**WHAT IS REQUIRED**
Starting at the line with "Read all visible content and emit it as JSON." in it, reproduce each line below through the last one, exactly, and include nothing else.

**DATA LINES**
● ● ● ● ●

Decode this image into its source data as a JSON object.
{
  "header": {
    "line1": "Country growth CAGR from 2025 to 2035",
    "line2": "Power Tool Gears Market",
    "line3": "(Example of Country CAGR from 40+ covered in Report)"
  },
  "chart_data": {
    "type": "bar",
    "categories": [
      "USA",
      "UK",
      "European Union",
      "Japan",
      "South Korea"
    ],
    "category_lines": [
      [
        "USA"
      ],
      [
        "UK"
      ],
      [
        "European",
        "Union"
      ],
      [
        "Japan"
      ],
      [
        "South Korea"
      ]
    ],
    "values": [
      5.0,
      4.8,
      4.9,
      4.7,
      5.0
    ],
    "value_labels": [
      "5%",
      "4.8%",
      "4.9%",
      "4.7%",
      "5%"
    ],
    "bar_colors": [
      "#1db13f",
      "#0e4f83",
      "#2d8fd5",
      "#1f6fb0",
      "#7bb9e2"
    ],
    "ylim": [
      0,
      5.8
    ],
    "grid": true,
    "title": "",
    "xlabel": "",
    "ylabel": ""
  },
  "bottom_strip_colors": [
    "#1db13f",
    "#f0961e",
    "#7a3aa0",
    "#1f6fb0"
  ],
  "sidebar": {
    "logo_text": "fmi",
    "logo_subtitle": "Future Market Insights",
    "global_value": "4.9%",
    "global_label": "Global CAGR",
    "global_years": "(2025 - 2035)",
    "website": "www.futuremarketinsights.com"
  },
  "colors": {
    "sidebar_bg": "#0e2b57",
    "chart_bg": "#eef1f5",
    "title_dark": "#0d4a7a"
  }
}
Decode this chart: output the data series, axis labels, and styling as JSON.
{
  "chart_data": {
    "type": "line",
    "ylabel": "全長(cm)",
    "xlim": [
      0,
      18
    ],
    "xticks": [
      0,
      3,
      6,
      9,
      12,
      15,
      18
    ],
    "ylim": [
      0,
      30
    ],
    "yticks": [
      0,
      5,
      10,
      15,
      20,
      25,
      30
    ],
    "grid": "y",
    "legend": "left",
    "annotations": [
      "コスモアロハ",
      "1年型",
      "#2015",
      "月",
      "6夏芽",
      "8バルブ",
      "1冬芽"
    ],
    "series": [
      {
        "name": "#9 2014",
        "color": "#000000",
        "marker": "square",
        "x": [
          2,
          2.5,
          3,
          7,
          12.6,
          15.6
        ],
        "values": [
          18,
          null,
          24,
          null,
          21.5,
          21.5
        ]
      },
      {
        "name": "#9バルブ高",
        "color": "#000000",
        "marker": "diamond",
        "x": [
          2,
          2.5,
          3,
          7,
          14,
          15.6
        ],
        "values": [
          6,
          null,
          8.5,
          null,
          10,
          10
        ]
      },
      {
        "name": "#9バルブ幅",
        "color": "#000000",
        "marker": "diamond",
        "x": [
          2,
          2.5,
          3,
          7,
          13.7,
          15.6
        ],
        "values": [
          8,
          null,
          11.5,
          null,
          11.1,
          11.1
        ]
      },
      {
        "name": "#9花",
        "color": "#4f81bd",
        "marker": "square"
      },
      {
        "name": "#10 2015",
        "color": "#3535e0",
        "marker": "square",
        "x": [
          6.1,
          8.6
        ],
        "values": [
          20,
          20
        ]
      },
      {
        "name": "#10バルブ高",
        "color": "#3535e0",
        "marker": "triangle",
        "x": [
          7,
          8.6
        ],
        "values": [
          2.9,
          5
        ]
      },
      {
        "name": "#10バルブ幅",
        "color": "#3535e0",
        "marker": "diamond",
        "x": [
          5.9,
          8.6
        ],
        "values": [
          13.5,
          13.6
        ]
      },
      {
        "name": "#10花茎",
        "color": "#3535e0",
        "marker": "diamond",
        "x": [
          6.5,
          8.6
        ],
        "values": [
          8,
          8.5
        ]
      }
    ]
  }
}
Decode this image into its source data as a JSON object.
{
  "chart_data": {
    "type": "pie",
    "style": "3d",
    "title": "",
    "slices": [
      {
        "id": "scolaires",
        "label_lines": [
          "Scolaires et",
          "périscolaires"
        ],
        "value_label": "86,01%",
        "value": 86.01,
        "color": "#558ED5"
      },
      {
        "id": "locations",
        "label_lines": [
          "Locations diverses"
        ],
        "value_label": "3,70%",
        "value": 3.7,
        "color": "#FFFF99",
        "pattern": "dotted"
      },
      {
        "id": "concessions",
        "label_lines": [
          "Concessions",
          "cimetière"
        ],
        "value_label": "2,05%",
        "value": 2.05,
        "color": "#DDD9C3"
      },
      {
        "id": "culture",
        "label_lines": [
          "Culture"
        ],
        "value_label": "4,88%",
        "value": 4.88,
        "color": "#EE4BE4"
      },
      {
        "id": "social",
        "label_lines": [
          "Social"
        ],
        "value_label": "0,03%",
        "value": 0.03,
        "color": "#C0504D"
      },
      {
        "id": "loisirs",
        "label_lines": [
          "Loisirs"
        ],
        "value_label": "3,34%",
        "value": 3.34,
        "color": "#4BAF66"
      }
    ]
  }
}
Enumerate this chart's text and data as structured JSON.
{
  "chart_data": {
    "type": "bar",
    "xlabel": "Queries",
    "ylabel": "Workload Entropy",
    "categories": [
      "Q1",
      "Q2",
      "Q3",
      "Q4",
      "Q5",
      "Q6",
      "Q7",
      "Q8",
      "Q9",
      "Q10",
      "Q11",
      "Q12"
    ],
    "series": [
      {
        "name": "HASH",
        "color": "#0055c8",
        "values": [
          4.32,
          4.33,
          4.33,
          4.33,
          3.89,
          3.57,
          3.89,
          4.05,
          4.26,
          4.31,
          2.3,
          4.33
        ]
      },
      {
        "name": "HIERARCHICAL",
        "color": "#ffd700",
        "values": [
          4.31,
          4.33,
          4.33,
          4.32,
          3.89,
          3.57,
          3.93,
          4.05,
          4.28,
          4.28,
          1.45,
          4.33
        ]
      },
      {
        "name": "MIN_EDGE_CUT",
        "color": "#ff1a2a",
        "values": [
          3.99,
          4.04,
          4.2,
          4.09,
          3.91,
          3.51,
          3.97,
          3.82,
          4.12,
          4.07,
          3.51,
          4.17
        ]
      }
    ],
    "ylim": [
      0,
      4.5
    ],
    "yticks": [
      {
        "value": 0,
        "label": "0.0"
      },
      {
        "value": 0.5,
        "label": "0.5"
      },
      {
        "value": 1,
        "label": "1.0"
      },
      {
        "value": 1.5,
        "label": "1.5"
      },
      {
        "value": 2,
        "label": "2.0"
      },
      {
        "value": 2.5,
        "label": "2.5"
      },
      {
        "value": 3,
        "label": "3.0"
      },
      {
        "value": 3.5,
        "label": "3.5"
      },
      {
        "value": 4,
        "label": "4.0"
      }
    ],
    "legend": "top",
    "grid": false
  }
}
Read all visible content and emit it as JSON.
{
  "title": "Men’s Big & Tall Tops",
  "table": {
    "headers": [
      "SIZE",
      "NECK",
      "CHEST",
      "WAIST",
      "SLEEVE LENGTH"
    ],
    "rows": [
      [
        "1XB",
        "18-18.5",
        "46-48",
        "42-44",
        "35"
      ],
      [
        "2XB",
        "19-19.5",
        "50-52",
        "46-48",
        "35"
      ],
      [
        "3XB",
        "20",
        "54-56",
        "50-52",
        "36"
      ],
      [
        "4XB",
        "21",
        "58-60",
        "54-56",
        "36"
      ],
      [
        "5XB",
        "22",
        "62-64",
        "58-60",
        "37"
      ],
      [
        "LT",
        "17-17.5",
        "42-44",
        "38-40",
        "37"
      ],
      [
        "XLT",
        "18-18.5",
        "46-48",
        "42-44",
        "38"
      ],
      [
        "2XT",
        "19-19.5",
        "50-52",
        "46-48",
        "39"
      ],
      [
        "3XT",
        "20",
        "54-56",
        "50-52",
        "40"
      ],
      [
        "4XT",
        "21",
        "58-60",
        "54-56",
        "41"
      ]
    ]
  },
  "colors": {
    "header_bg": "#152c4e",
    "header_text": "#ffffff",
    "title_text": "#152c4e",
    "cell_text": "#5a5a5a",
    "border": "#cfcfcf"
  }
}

● ● ● ● ●

**OUTPUT OF THE TASK**
Read all visible content and emit it as JSON.
{
  "title": "Men’s Big & Tall Tops",
  "table": {
    "headers": [
      "SIZE",
      "NECK",
      "CHEST",
      "WAIST",
      "SLEEVE LENGTH"
    ],
    "rows": [
      [
        "1XB",
        "18-18.5",
        "46-48",
        "42-44",
        "35"
      ],
      [
        "2XB",
        "19-19.5",
        "50-52",
        "46-48",
        "35"
      ],
      [
        "3XB",
        "20",
        "54-56",
        "50-52",
        "36"
      ],
      [
        "4XB",
        "21",
        "58-60",
        "54-56",
        "36"
      ],
      [
        "5XB",
        "22",
        "62-64",
        "58-60",
        "37"
      ],
      [
        "LT",
        "17-17.5",
        "42-44",
        "38-40",
        "37"
      ],
      [
        "XLT",
        "18-18.5",
        "46-48",
        "42-44",
        "38"
      ],
      [
        "2XT",
        "19-19.5",
        "50-52",
        "46-48",
        "39"
      ],
      [
        "3XT",
        "20",
        "54-56",
        "50-52",
        "40"
      ],
      [
        "4XT",
        "21",
        "58-60",
        "54-56",
        "41"
      ]
    ]
  },
  "colors": {
    "header_bg": "#152c4e",
    "header_text": "#ffffff",
    "title_text": "#152c4e",
    "cell_text": "#5a5a5a",
    "border": "#cfcfcf"
  }
}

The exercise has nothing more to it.